Each record below is to be copied word for word, with pictures removed.

[START OF DATA FOR THIS TASK]

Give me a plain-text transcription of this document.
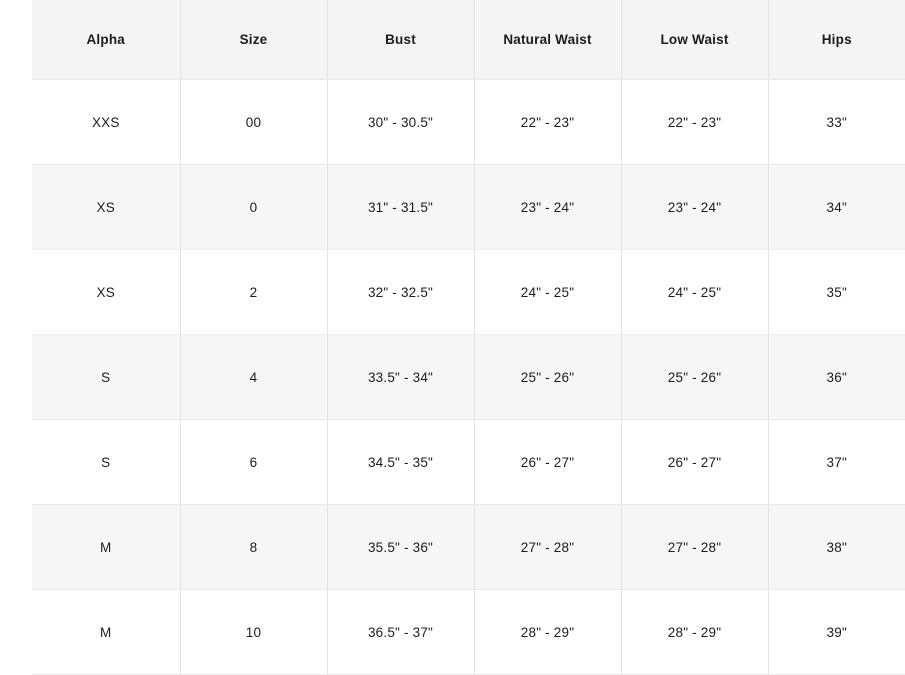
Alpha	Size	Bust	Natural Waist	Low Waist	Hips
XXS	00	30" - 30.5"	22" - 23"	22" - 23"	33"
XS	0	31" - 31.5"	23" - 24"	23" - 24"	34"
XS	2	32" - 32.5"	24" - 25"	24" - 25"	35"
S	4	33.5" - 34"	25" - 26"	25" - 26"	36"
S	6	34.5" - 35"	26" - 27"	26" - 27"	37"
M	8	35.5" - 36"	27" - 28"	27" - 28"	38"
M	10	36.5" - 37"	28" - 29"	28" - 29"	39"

[END OF DATA FOR THIS TASK]

FINAL RESULT »
Give me a plain-text transcription of this document.
Alpha	Size	Bust	Natural Waist	Low Waist	Hips
XXS	00	30" - 30.5"	22" - 23"	22" - 23"	33"
XS	0	31" - 31.5"	23" - 24"	23" - 24"	34"
XS	2	32" - 32.5"	24" - 25"	24" - 25"	35"
S	4	33.5" - 34"	25" - 26"	25" - 26"	36"
S	6	34.5" - 35"	26" - 27"	26" - 27"	37"
M	8	35.5" - 36"	27" - 28"	27" - 28"	38"
M	10	36.5" - 37"	28" - 29"	28" - 29"	39"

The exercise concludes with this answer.